++++ RECORDS SUPPLIED
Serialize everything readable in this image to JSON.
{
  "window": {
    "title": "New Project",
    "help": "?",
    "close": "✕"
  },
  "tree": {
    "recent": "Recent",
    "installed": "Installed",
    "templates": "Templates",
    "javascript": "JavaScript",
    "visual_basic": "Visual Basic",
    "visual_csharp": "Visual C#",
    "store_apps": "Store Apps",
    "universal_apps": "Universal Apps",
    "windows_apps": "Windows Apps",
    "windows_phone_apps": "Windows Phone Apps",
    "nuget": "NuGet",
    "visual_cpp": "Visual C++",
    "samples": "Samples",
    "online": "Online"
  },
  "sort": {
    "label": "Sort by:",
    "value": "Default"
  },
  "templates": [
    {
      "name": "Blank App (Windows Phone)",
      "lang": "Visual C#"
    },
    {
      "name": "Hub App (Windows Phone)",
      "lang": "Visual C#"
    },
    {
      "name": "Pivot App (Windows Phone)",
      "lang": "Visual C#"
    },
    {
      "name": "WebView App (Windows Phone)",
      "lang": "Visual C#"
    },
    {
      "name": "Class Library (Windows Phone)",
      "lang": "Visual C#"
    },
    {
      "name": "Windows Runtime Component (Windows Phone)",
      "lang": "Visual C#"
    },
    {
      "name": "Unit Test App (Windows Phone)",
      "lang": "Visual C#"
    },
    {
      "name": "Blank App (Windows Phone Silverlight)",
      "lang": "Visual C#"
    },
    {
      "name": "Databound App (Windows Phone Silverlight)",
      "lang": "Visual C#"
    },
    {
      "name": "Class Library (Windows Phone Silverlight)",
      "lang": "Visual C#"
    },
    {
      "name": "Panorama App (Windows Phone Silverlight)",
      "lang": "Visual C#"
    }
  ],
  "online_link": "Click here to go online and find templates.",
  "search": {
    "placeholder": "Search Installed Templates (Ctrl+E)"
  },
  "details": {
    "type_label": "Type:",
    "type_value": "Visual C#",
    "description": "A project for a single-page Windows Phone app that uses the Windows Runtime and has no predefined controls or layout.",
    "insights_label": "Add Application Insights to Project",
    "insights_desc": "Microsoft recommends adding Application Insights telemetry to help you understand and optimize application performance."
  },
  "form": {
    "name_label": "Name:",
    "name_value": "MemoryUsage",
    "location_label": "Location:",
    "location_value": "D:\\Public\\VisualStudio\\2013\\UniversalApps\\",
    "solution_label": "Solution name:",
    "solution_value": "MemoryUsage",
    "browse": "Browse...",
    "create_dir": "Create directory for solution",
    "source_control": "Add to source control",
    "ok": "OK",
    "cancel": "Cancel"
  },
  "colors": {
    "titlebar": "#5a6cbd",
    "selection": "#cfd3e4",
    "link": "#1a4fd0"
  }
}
++++++++
INSTRUCTIONS TO FOLLOW :: Write out every record verbatim.

REPLY TO THE EXERCISE ::
Serialize everything readable in this image to JSON.
{
  "window": {
    "title": "New Project",
    "help": "?",
    "close": "✕"
  },
  "tree": {
    "recent": "Recent",
    "installed": "Installed",
    "templates": "Templates",
    "javascript": "JavaScript",
    "visual_basic": "Visual Basic",
    "visual_csharp": "Visual C#",
    "store_apps": "Store Apps",
    "universal_apps": "Universal Apps",
    "windows_apps": "Windows Apps",
    "windows_phone_apps": "Windows Phone Apps",
    "nuget": "NuGet",
    "visual_cpp": "Visual C++",
    "samples": "Samples",
    "online": "Online"
  },
  "sort": {
    "label": "Sort by:",
    "value": "Default"
  },
  "templates": [
    {
      "name": "Blank App (Windows Phone)",
      "lang": "Visual C#"
    },
    {
      "name": "Hub App (Windows Phone)",
      "lang": "Visual C#"
    },
    {
      "name": "Pivot App (Windows Phone)",
      "lang": "Visual C#"
    },
    {
      "name": "WebView App (Windows Phone)",
      "lang": "Visual C#"
    },
    {
      "name": "Class Library (Windows Phone)",
      "lang": "Visual C#"
    },
    {
      "name": "Windows Runtime Component (Windows Phone)",
      "lang": "Visual C#"
    },
    {
      "name": "Unit Test App (Windows Phone)",
      "lang": "Visual C#"
    },
    {
      "name": "Blank App (Windows Phone Silverlight)",
      "lang": "Visual C#"
    },
    {
      "name": "Databound App (Windows Phone Silverlight)",
      "lang": "Visual C#"
    },
    {
      "name": "Class Library (Windows Phone Silverlight)",
      "lang": "Visual C#"
    },
    {
      "name": "Panorama App (Windows Phone Silverlight)",
      "lang": "Visual C#"
    }
  ],
  "online_link": "Click here to go online and find templates.",
  "search": {
    "placeholder": "Search Installed Templates (Ctrl+E)"
  },
  "details": {
    "type_label": "Type:",
    "type_value": "Visual C#",
    "description": "A project for a single-page Windows Phone app that uses the Windows Runtime and has no predefined controls or layout.",
    "insights_label": "Add Application Insights to Project",
    "insights_desc": "Microsoft recommends adding Application Insights telemetry to help you understand and optimize application performance."
  },
  "form": {
    "name_label": "Name:",
    "name_value": "MemoryUsage",
    "location_label": "Location:",
    "location_value": "D:\\Public\\VisualStudio\\2013\\UniversalApps\\",
    "solution_label": "Solution name:",
    "solution_value": "MemoryUsage",
    "browse": "Browse...",
    "create_dir": "Create directory for solution",
    "source_control": "Add to source control",
    "ok": "OK",
    "cancel": "Cancel"
  },
  "colors": {
    "titlebar": "#5a6cbd",
    "selection": "#cfd3e4",
    "link": "#1a4fd0"
  }
}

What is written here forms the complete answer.